Repeat every record below exactly, omitting any pictures.
-- Start --
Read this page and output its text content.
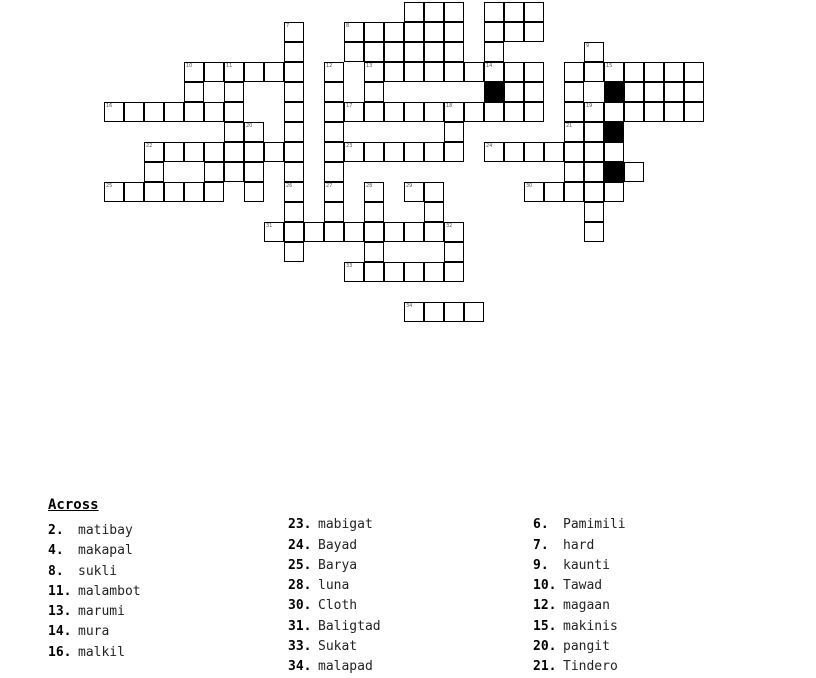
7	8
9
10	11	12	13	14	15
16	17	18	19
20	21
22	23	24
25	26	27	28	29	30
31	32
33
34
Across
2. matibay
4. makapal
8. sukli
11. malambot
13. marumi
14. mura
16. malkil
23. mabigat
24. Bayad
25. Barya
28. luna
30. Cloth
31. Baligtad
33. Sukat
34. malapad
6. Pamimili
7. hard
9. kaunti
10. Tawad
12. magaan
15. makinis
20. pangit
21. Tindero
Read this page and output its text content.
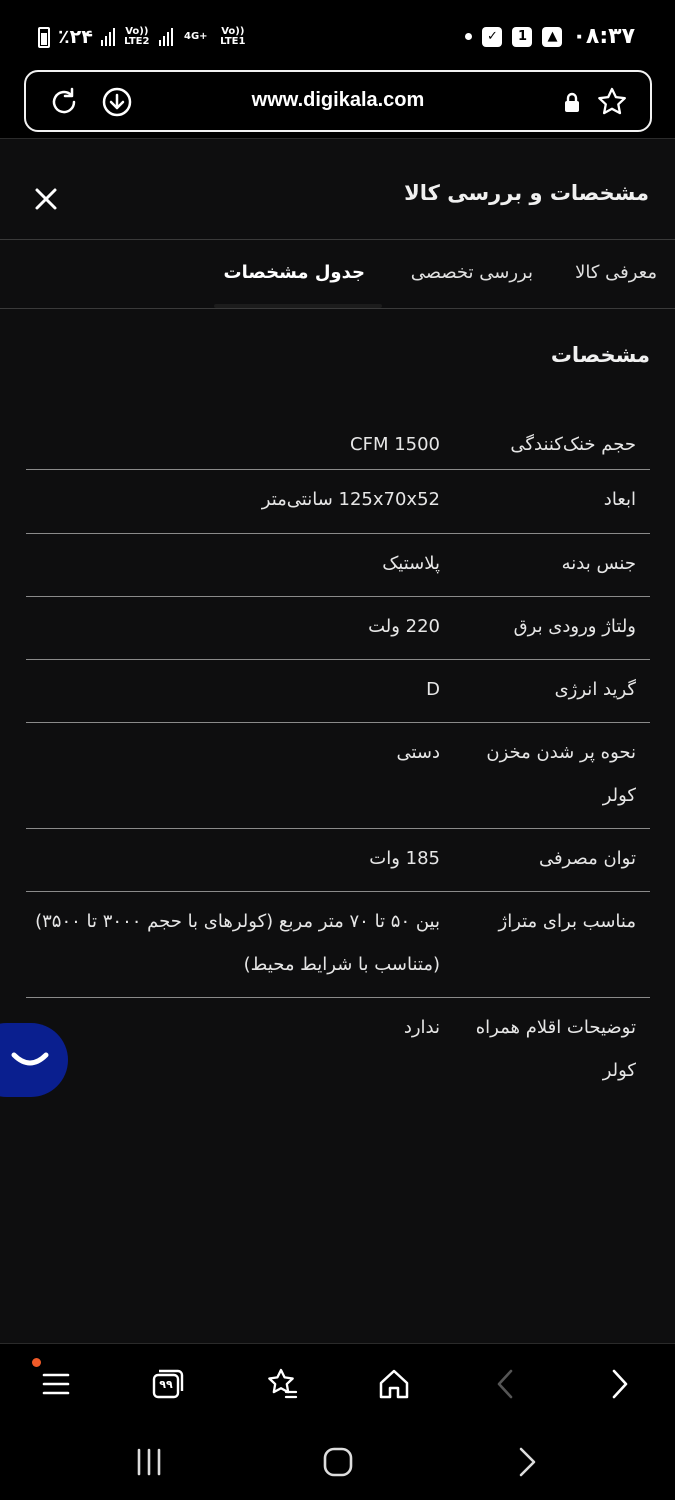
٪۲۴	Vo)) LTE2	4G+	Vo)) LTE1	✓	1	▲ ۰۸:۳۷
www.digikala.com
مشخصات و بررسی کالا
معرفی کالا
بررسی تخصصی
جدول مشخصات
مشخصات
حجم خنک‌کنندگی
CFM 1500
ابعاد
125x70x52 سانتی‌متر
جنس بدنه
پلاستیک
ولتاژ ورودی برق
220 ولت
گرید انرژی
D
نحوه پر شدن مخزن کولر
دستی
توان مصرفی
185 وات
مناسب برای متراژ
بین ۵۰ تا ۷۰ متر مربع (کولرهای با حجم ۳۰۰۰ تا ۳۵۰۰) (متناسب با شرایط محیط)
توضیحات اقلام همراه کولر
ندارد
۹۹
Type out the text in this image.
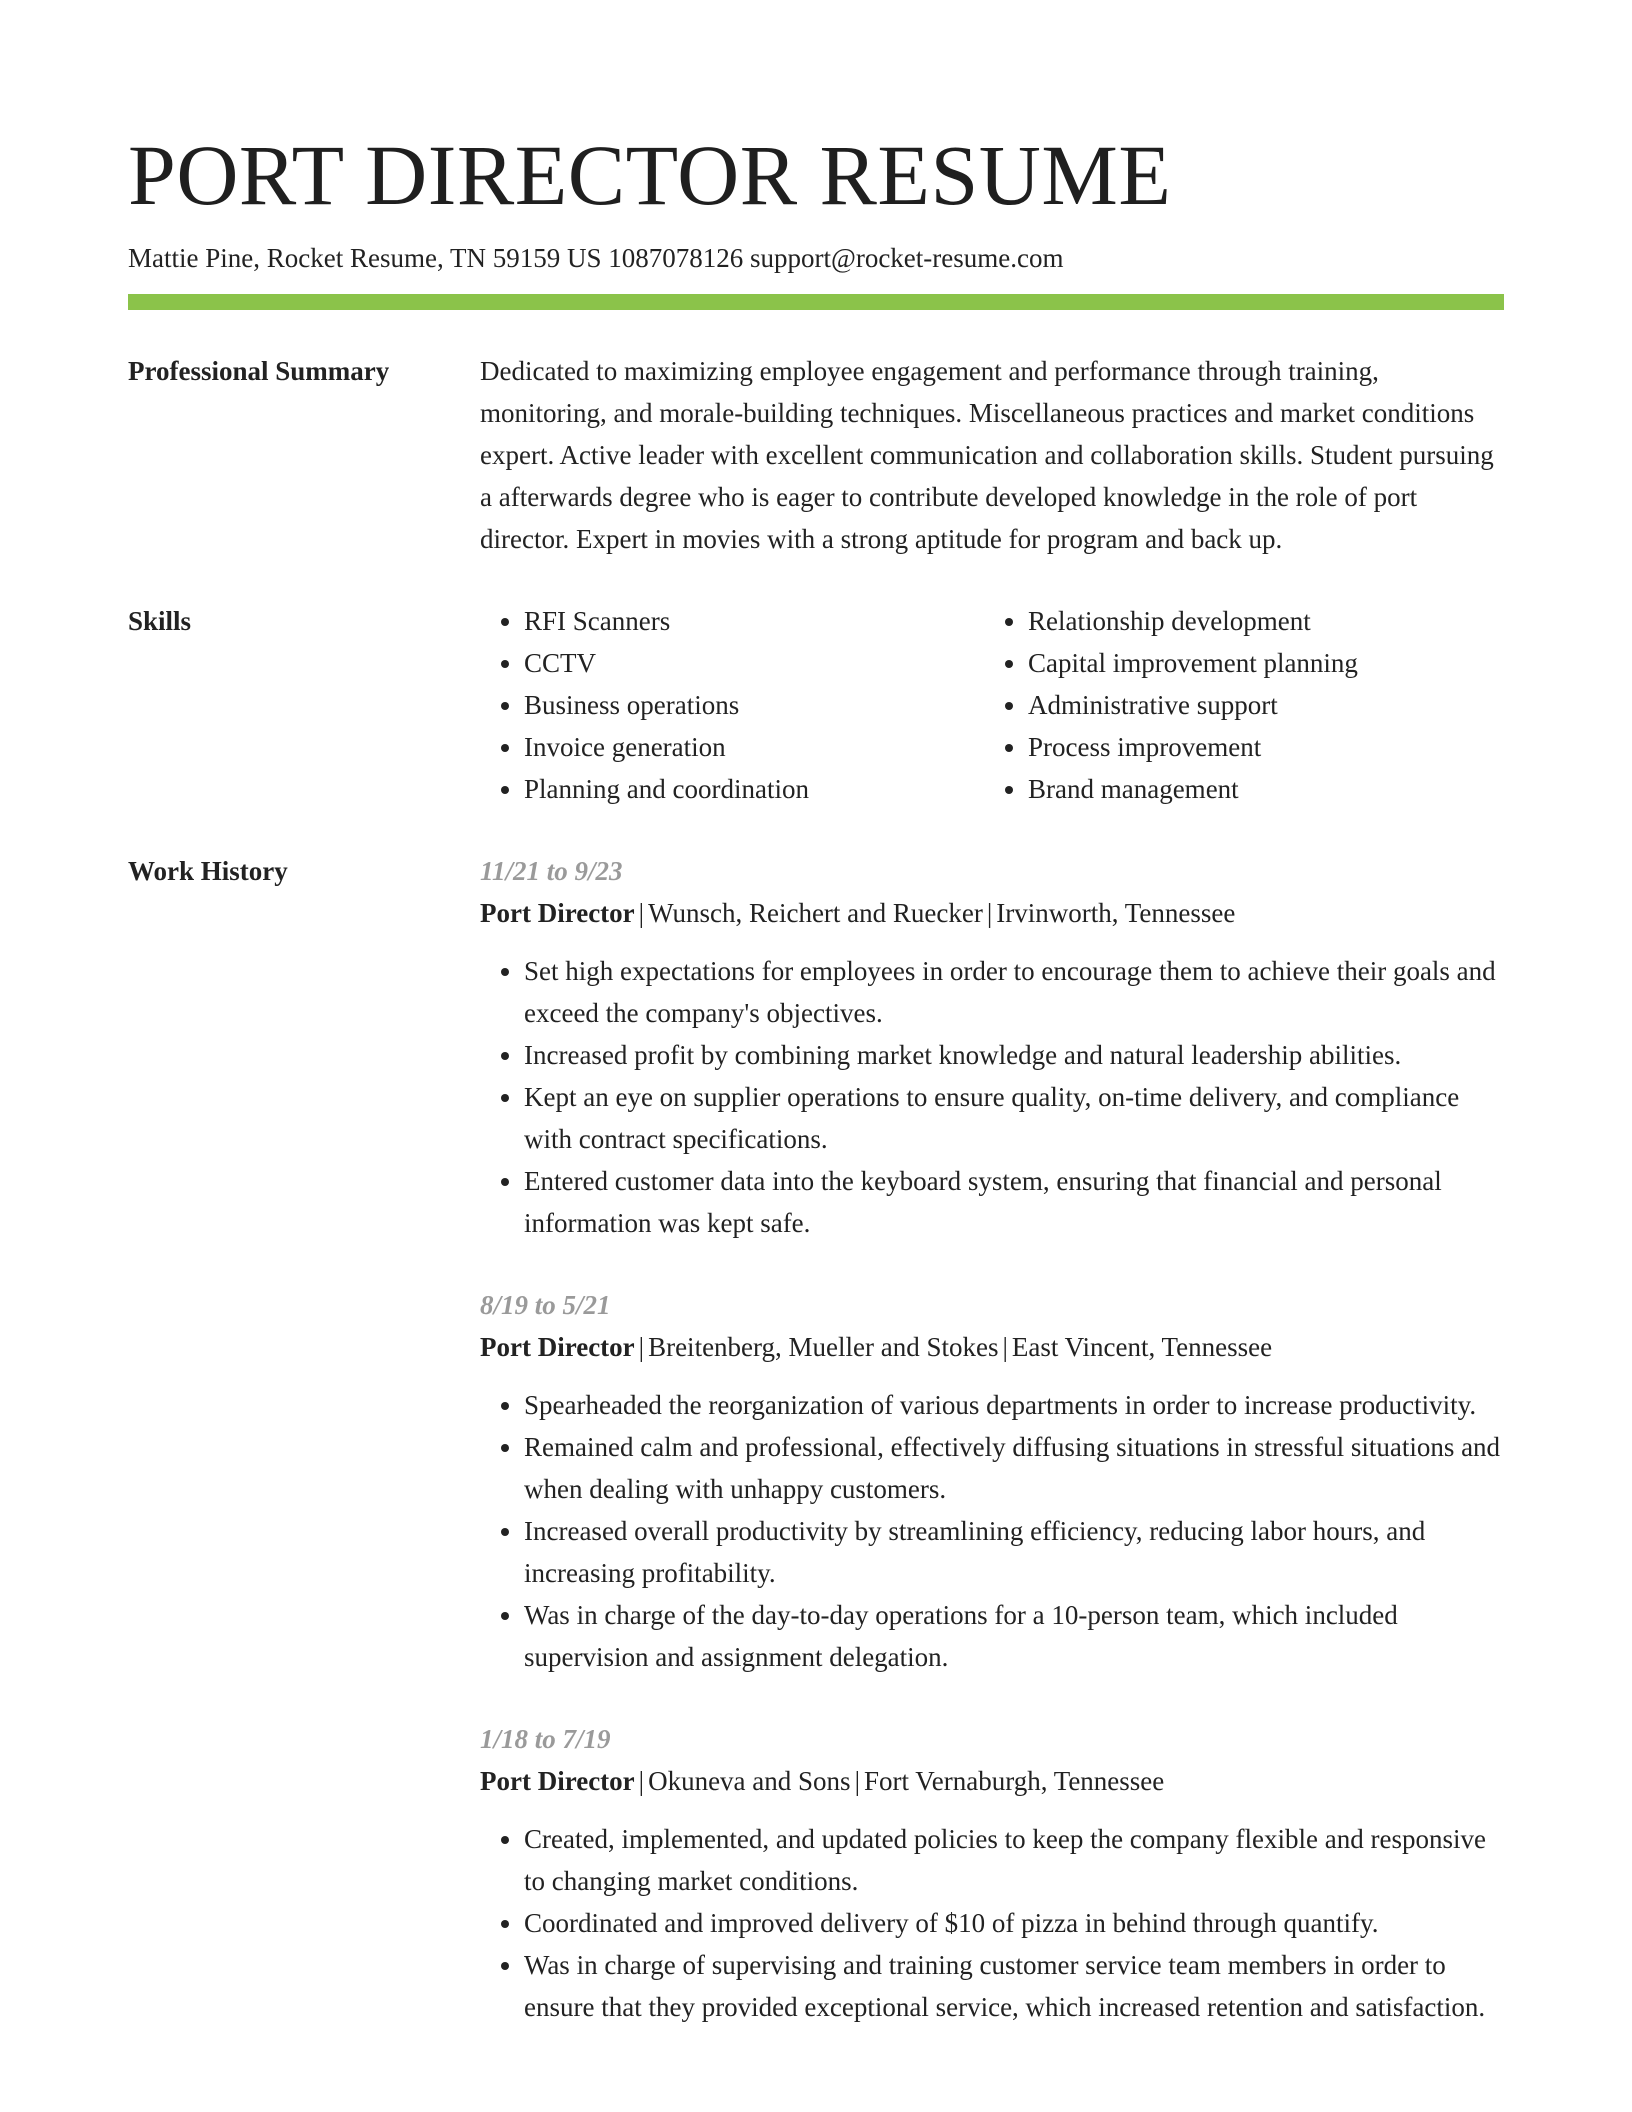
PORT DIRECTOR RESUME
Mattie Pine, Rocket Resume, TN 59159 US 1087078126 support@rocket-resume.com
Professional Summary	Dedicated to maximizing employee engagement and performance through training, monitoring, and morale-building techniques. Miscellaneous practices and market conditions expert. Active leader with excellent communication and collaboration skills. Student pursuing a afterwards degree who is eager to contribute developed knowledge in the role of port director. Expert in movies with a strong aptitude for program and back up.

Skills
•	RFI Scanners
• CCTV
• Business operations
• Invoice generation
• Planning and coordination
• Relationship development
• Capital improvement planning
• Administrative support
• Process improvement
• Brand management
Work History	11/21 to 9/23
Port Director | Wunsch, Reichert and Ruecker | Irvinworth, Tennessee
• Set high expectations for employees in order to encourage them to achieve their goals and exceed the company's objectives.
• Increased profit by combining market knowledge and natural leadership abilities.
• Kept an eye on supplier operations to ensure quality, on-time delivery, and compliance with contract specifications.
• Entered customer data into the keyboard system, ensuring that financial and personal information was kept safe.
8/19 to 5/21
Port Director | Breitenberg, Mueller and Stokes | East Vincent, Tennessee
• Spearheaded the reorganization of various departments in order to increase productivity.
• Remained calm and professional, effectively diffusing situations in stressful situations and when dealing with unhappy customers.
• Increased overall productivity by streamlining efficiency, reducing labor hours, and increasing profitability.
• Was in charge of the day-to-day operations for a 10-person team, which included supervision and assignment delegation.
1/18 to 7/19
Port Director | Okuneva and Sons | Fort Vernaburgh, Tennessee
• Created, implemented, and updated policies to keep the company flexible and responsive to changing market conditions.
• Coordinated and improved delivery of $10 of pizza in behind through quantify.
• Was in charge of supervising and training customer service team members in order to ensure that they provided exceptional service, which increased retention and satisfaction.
-- End --
(OUTPUT OF THE EXERCISE):
Read this page and output its text content.
7	8
9
10	11	12	13	14	15
16	17	18	19
20	21
22	23	24
25	26	27	28	29	30
31	32
33
34
Across
2. matibay
4. makapal
8. sukli
11. malambot
13. marumi
14. mura
16. malkil
23. mabigat
24. Bayad
25. Barya
28. luna
30. Cloth
31. Baligtad
33. Sukat
34. malapad
6. Pamimili
7. hard
9. kaunti
10. Tawad
12. magaan
15. makinis
20. pangit
21. Tindero
Read this page and output its text content.
٪۲۴	Vo)) LTE2	4G+	Vo)) LTE1	✓	1	▲ ۰۸:۳۷
www.digikala.com
مشخصات و بررسی کالا
معرفی کالا
بررسی تخصصی
جدول مشخصات
مشخصات
حجم خنک‌کنندگی
CFM 1500
ابعاد
125x70x52 سانتی‌متر
جنس بدنه
پلاستیک
ولتاژ ورودی برق
220 ولت
گرید انرژی
D
نحوه پر شدن مخزن کولر
دستی
توان مصرفی
185 وات
مناسب برای متراژ
بین ۵۰ تا ۷۰ متر مربع (کولرهای با حجم ۳۰۰۰ تا ۳۵۰۰) (متناسب با شرایط محیط)
توضیحات اقلام همراه کولر
ندارد
۹۹
Type out the text in this image.
PORT DIRECTOR RESUME
Mattie Pine, Rocket Resume, TN 59159 US 1087078126 support@rocket-resume.com
Professional Summary	Dedicated to maximizing employee engagement and performance through training, monitoring, and morale-building techniques. Miscellaneous practices and market conditions expert. Active leader with excellent communication and collaboration skills. Student pursuing a afterwards degree who is eager to contribute developed knowledge in the role of port director. Expert in movies with a strong aptitude for program and back up.

Skills
•	RFI Scanners
• CCTV
• Business operations
• Invoice generation
• Planning and coordination
• Relationship development
• Capital improvement planning
• Administrative support
• Process improvement
• Brand management
Work History	11/21 to 9/23
Port Director | Wunsch, Reichert and Ruecker | Irvinworth, Tennessee
• Set high expectations for employees in order to encourage them to achieve their goals and exceed the company's objectives.
• Increased profit by combining market knowledge and natural leadership abilities.
• Kept an eye on supplier operations to ensure quality, on-time delivery, and compliance with contract specifications.
• Entered customer data into the keyboard system, ensuring that financial and personal information was kept safe.
8/19 to 5/21
Port Director | Breitenberg, Mueller and Stokes | East Vincent, Tennessee
• Spearheaded the reorganization of various departments in order to increase productivity.
• Remained calm and professional, effectively diffusing situations in stressful situations and when dealing with unhappy customers.
• Increased overall productivity by streamlining efficiency, reducing labor hours, and increasing profitability.
• Was in charge of the day-to-day operations for a 10-person team, which included supervision and assignment delegation.
1/18 to 7/19
Port Director | Okuneva and Sons | Fort Vernaburgh, Tennessee
• Created, implemented, and updated policies to keep the company flexible and responsive to changing market conditions.
• Coordinated and improved delivery of $10 of pizza in behind through quantify.
• Was in charge of supervising and training customer service team members in order to ensure that they provided exceptional service, which increased retention and satisfaction.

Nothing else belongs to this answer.